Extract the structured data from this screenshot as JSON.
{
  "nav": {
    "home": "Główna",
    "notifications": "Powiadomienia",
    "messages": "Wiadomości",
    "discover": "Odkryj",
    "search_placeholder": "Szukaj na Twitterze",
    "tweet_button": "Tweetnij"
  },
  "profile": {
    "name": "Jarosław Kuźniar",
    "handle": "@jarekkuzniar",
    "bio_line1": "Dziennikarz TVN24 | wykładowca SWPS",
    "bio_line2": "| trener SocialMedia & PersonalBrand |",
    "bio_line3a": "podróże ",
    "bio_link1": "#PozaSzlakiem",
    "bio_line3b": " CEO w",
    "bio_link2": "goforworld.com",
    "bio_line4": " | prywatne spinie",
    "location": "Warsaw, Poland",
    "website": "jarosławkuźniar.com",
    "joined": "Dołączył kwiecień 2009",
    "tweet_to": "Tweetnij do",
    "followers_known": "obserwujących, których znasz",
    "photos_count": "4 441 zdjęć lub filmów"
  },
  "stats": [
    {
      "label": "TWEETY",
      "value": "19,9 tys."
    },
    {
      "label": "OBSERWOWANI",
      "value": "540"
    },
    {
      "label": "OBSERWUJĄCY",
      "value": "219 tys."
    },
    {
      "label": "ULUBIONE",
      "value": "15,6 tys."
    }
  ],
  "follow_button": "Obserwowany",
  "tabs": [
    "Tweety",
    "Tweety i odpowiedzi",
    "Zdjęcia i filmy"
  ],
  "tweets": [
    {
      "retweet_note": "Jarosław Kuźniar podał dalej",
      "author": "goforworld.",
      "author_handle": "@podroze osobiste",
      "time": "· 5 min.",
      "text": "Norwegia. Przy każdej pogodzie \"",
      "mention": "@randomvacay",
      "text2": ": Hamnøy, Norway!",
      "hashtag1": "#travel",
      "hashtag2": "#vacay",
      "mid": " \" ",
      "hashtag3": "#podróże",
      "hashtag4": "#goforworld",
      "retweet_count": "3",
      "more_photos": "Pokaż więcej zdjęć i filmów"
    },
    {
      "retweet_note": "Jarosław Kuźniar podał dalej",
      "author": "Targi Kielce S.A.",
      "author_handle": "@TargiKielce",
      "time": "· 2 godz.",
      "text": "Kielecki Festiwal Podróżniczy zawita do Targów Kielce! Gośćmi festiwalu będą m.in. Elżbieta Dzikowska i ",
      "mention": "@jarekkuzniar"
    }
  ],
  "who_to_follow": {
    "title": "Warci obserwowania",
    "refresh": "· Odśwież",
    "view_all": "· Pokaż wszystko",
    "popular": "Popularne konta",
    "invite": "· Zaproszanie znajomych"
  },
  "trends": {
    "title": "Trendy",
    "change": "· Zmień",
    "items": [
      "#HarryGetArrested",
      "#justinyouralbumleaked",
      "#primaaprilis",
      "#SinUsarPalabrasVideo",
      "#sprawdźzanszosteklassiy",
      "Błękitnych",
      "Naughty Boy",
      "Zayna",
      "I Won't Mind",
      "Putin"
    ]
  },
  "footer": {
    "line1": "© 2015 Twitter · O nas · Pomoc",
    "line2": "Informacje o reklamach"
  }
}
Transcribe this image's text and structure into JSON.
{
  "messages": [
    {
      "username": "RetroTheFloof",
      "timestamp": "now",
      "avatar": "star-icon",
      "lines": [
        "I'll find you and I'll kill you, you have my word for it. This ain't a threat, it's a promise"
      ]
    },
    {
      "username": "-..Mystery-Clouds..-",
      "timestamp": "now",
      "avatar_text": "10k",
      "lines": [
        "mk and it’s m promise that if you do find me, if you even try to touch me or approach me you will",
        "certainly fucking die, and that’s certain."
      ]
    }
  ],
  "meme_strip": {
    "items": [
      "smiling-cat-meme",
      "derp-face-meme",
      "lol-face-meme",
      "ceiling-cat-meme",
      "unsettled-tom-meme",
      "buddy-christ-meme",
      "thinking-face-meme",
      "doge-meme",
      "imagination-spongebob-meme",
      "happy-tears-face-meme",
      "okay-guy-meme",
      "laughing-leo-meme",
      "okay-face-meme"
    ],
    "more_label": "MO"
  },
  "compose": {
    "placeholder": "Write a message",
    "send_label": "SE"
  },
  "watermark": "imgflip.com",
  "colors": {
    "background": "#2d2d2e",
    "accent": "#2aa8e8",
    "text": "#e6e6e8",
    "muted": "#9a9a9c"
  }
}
§ §
What you have to do → Lines from the one containing "Transcribe this image's" through the final line are to be given again verbatim, with nothing before or after.

Answer to this problem →
Transcribe this image's text and structure into JSON.
{
  "messages": [
    {
      "username": "RetroTheFloof",
      "timestamp": "now",
      "avatar": "star-icon",
      "lines": [
        "I'll find you and I'll kill you, you have my word for it. This ain't a threat, it's a promise"
      ]
    },
    {
      "username": "-..Mystery-Clouds..-",
      "timestamp": "now",
      "avatar_text": "10k",
      "lines": [
        "mk and it’s m promise that if you do find me, if you even try to touch me or approach me you will",
        "certainly fucking die, and that’s certain."
      ]
    }
  ],
  "meme_strip": {
    "items": [
      "smiling-cat-meme",
      "derp-face-meme",
      "lol-face-meme",
      "ceiling-cat-meme",
      "unsettled-tom-meme",
      "buddy-christ-meme",
      "thinking-face-meme",
      "doge-meme",
      "imagination-spongebob-meme",
      "happy-tears-face-meme",
      "okay-guy-meme",
      "laughing-leo-meme",
      "okay-face-meme"
    ],
    "more_label": "MO"
  },
  "compose": {
    "placeholder": "Write a message",
    "send_label": "SE"
  },
  "watermark": "imgflip.com",
  "colors": {
    "background": "#2d2d2e",
    "accent": "#2aa8e8",
    "text": "#e6e6e8",
    "muted": "#9a9a9c"
  }
}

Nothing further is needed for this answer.